**DATA PROVIDED:**

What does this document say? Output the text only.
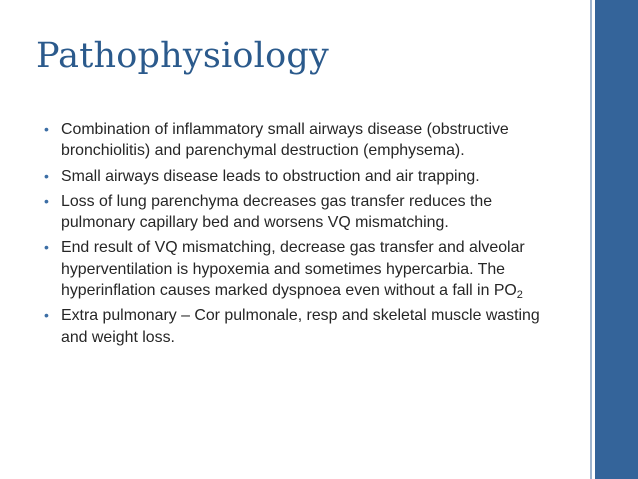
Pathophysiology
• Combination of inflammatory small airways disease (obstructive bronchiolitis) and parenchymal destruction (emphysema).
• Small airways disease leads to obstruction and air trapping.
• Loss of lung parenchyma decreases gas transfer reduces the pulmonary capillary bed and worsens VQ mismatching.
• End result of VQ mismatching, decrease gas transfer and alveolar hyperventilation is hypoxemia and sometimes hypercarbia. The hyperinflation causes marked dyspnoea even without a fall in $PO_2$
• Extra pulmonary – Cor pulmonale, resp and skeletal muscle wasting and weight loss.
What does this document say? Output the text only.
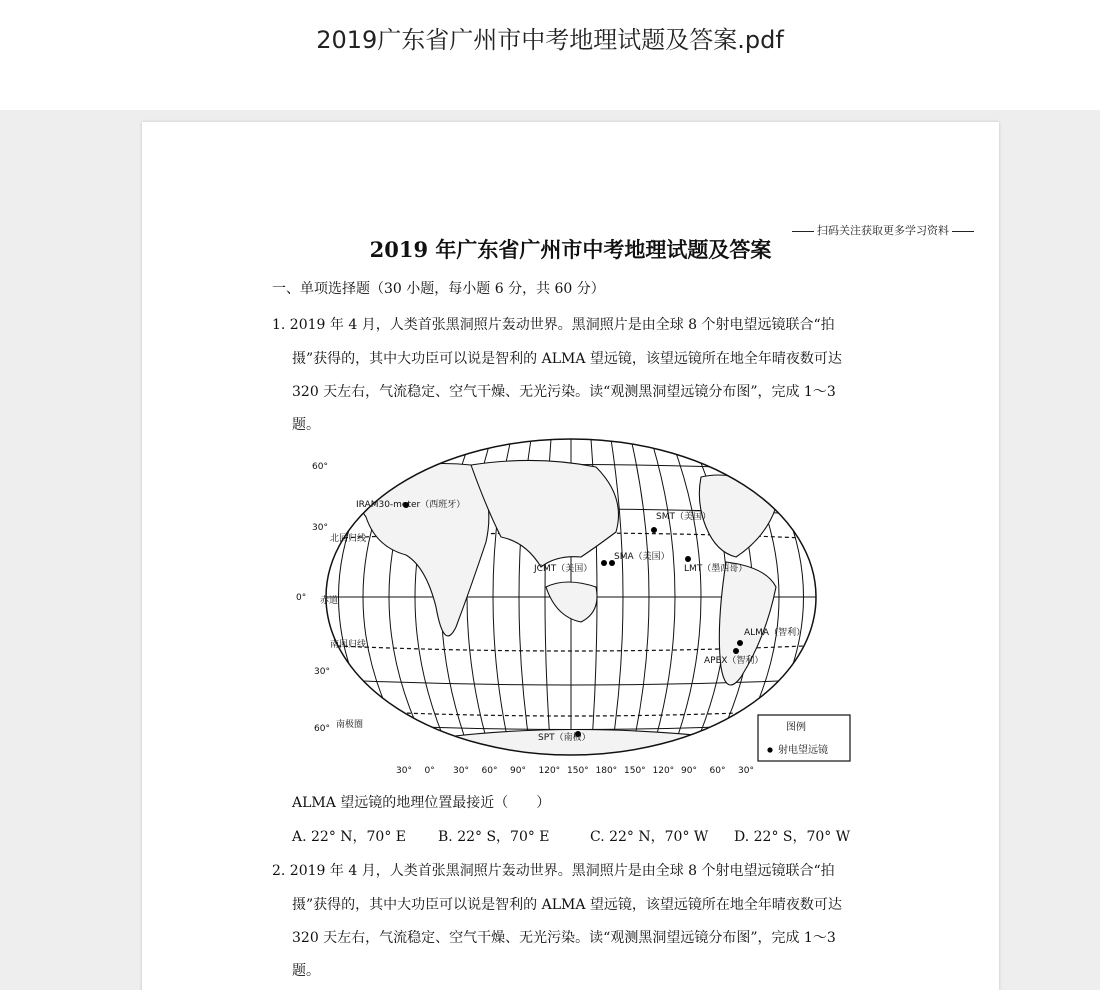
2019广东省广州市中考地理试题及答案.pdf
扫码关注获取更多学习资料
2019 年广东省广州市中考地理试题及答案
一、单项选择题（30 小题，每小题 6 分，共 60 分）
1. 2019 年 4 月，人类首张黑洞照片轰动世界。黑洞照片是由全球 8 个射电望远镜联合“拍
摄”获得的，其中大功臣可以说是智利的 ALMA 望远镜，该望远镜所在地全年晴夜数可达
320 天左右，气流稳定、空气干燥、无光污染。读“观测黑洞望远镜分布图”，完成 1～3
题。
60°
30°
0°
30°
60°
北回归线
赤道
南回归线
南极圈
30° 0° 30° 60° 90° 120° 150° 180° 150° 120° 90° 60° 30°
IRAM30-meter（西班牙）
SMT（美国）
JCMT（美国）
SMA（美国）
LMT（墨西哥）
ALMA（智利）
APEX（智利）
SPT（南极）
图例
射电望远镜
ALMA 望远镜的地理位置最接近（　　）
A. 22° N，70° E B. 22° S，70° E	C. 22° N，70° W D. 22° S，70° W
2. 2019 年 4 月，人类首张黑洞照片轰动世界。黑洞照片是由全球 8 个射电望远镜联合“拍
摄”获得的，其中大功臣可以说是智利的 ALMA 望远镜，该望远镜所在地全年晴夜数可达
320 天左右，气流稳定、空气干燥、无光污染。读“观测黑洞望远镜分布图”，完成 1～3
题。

**GIVEN REQUEST:**
Output a faithful copy of the data, with each picture left out.

**THE SOLUTION:**
What does this document say? Output the text only.
Pathophysiology
• Combination of inflammatory small airways disease (obstructive bronchiolitis) and parenchymal destruction (emphysema).
• Small airways disease leads to obstruction and air trapping.
• Loss of lung parenchyma decreases gas transfer reduces the pulmonary capillary bed and worsens VQ mismatching.
• End result of VQ mismatching, decrease gas transfer and alveolar hyperventilation is hypoxemia and sometimes hypercarbia. The hyperinflation causes marked dyspnoea even without a fall in $PO_2$
• Extra pulmonary – Cor pulmonale, resp and skeletal muscle wasting and weight loss.
What does this document say? Output the text only.
2019广东省广州市中考地理试题及答案.pdf
扫码关注获取更多学习资料
2019 年广东省广州市中考地理试题及答案
一、单项选择题（30 小题，每小题 6 分，共 60 分）
1. 2019 年 4 月，人类首张黑洞照片轰动世界。黑洞照片是由全球 8 个射电望远镜联合“拍
摄”获得的，其中大功臣可以说是智利的 ALMA 望远镜，该望远镜所在地全年晴夜数可达
320 天左右，气流稳定、空气干燥、无光污染。读“观测黑洞望远镜分布图”，完成 1～3
题。
60°
30°
0°
30°
60°
北回归线
赤道
南回归线
南极圈
30° 0° 30° 60° 90° 120° 150° 180° 150° 120° 90° 60° 30°
IRAM30-meter（西班牙）
SMT（美国）
JCMT（美国）
SMA（美国）
LMT（墨西哥）
ALMA（智利）
APEX（智利）
SPT（南极）
图例
射电望远镜
ALMA 望远镜的地理位置最接近（　　）
A. 22° N，70° E B. 22° S，70° E	C. 22° N，70° W D. 22° S，70° W
2. 2019 年 4 月，人类首张黑洞照片轰动世界。黑洞照片是由全球 8 个射电望远镜联合“拍
摄”获得的，其中大功臣可以说是智利的 ALMA 望远镜，该望远镜所在地全年晴夜数可达
320 天左右，气流稳定、空气干燥、无光污染。读“观测黑洞望远镜分布图”，完成 1～3
题。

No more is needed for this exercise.